- **Task directions**
Find every line with the word "JSON" and give their count, nothing else.

- **Supplied data**
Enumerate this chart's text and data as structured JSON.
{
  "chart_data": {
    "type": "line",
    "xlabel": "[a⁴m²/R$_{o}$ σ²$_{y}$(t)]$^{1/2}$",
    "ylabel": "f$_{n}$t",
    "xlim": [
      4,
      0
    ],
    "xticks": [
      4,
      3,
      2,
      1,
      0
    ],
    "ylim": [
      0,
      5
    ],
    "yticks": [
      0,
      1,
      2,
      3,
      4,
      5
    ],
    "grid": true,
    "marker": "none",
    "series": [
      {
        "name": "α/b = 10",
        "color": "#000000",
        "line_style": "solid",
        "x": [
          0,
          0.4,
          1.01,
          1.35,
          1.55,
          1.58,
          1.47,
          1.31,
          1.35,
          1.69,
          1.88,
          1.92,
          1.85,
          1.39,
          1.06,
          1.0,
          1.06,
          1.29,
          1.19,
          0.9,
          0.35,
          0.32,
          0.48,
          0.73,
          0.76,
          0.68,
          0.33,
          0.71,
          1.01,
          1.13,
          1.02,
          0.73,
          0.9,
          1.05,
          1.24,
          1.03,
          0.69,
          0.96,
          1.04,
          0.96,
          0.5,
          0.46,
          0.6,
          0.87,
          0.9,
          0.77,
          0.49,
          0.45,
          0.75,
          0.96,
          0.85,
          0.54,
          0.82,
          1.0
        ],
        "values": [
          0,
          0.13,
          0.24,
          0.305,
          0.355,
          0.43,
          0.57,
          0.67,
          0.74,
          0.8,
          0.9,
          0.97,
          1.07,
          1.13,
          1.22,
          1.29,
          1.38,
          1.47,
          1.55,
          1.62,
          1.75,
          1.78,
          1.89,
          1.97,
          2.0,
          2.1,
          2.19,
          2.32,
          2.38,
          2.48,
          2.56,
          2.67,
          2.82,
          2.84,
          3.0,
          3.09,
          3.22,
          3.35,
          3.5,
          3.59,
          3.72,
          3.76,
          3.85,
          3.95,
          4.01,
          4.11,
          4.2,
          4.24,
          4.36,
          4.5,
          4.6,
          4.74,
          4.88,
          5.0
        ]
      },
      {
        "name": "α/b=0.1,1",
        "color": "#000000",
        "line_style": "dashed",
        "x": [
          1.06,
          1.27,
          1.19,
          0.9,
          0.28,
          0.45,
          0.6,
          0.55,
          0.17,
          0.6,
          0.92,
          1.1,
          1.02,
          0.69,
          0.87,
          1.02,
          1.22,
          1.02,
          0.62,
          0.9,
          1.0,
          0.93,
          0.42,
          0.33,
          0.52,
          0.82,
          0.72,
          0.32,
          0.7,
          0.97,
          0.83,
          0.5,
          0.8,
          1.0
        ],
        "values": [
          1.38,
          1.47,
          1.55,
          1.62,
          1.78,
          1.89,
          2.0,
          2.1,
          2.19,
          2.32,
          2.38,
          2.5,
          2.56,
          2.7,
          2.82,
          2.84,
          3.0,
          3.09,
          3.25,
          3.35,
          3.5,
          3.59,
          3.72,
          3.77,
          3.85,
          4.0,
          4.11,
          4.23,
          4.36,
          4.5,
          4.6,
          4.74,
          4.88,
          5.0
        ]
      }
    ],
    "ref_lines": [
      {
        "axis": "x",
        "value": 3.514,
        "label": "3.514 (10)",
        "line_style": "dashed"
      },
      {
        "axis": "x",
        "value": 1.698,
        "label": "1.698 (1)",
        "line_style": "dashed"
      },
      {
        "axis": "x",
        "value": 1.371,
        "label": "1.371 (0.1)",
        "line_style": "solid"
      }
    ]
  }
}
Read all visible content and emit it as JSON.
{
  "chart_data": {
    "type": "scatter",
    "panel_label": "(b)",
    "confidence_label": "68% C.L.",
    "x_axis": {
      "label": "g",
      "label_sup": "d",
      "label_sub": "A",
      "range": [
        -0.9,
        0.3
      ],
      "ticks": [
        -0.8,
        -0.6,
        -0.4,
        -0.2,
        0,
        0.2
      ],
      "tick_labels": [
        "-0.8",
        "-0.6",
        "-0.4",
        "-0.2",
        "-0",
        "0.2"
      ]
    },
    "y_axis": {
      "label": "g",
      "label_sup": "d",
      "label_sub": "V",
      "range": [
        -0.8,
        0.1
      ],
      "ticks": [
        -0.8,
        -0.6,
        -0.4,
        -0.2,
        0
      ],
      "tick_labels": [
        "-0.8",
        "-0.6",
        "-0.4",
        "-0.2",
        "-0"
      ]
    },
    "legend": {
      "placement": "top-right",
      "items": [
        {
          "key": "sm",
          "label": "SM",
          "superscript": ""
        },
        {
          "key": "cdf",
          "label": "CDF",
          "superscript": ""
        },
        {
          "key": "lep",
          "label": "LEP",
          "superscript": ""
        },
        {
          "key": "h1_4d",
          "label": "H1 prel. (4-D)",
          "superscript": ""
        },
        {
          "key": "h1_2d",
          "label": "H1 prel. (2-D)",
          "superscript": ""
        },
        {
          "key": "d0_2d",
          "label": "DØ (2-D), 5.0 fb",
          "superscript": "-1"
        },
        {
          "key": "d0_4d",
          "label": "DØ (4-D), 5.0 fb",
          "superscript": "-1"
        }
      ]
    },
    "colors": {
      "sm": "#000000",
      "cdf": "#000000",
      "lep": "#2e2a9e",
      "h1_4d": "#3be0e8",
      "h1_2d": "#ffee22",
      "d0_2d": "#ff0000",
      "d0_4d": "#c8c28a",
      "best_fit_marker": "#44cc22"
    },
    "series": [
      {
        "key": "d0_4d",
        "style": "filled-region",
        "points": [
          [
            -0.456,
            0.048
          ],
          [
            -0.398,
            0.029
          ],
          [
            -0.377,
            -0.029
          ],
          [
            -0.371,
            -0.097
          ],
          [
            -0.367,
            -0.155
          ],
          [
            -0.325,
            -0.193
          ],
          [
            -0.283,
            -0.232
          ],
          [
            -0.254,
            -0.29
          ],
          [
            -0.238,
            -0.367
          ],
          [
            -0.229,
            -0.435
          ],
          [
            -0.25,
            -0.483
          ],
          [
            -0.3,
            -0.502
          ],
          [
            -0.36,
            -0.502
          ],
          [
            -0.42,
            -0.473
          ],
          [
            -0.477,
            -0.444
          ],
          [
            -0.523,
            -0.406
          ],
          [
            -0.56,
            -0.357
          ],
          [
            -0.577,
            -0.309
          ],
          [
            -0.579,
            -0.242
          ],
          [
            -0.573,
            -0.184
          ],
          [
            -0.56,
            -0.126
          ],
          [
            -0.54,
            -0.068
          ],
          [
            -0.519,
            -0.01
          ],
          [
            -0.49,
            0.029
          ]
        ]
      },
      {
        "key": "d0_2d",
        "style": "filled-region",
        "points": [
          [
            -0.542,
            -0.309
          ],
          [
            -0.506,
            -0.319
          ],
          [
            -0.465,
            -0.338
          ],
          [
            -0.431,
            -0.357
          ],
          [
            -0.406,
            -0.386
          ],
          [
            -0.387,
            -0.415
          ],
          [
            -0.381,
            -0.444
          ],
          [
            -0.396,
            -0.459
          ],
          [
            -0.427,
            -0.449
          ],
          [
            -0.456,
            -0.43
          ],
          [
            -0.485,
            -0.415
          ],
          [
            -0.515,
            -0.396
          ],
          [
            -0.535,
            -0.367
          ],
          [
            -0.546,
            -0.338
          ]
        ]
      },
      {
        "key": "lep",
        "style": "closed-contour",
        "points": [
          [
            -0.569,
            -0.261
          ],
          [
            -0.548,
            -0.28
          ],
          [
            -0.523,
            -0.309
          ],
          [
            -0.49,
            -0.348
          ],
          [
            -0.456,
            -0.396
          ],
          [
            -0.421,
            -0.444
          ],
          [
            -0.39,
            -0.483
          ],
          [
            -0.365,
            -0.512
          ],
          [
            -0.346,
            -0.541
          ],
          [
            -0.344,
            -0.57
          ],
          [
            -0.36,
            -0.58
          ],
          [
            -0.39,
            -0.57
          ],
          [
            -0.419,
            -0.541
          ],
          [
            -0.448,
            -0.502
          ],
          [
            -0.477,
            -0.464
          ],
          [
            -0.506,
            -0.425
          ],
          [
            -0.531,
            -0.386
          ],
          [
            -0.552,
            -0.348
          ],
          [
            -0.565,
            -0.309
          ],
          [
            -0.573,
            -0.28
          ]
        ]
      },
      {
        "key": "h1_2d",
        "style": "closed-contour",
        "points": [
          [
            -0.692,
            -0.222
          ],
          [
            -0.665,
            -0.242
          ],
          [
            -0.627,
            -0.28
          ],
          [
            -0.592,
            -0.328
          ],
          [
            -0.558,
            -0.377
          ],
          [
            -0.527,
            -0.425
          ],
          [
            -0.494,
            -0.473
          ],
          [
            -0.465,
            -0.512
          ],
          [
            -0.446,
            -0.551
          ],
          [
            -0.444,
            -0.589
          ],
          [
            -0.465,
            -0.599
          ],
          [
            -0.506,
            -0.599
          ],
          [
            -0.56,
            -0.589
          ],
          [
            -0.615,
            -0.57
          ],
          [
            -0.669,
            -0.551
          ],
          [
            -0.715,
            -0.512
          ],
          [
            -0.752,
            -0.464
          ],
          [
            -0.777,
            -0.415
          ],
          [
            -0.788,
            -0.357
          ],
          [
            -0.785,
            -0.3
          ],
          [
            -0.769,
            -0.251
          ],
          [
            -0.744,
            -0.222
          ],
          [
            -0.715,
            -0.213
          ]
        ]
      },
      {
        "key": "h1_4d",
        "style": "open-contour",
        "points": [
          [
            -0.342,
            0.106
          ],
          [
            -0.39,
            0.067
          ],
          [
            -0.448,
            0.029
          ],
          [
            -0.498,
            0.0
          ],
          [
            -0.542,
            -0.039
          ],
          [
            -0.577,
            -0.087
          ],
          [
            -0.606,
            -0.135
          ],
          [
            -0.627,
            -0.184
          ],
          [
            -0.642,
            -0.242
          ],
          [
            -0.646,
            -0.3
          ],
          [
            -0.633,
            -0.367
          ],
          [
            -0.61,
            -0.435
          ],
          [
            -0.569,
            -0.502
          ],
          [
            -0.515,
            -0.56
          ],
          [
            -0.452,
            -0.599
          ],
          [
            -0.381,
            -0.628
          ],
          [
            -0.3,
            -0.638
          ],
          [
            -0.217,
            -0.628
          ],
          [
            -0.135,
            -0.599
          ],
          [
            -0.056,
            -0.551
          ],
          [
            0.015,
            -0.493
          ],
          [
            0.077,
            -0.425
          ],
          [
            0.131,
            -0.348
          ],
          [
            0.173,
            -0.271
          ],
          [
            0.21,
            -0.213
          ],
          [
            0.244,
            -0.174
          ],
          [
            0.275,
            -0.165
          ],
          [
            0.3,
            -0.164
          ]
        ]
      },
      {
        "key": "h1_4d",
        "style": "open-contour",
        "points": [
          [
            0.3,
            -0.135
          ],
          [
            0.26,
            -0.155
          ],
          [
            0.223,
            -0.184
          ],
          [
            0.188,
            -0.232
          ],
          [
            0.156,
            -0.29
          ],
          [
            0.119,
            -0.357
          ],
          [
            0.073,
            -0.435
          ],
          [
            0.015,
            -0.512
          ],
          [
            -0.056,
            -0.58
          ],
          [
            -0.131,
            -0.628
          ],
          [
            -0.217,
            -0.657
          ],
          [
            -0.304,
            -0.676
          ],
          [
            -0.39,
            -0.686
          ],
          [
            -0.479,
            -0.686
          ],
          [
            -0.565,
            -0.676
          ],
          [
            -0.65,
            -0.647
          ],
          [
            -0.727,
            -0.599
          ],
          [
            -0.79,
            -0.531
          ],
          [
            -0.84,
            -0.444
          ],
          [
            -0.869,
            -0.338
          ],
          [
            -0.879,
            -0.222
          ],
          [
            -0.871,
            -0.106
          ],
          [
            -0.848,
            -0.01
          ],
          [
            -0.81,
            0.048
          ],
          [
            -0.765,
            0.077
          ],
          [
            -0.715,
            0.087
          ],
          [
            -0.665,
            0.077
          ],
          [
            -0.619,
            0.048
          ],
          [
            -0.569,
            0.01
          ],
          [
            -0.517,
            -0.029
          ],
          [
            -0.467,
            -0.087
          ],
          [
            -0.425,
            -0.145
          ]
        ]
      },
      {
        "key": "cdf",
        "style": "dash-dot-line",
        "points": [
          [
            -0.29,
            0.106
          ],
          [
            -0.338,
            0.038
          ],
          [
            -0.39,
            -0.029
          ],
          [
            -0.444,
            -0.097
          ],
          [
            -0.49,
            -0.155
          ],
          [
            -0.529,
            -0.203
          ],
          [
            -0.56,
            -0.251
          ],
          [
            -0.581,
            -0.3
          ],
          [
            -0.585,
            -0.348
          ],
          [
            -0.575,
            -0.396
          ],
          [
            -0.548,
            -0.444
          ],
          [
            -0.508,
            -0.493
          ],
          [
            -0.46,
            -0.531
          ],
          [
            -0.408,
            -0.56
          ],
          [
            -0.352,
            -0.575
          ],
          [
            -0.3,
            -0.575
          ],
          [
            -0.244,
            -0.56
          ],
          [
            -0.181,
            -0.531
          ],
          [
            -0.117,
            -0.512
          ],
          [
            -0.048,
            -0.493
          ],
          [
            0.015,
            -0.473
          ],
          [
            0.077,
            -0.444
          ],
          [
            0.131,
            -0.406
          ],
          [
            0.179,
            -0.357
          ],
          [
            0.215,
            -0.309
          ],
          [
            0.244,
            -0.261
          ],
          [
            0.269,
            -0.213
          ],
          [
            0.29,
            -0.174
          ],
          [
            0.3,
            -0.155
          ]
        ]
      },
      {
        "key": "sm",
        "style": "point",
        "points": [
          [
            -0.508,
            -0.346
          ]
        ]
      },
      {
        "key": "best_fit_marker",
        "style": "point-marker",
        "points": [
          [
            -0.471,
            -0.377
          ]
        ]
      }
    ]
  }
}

- **Correct answer**
2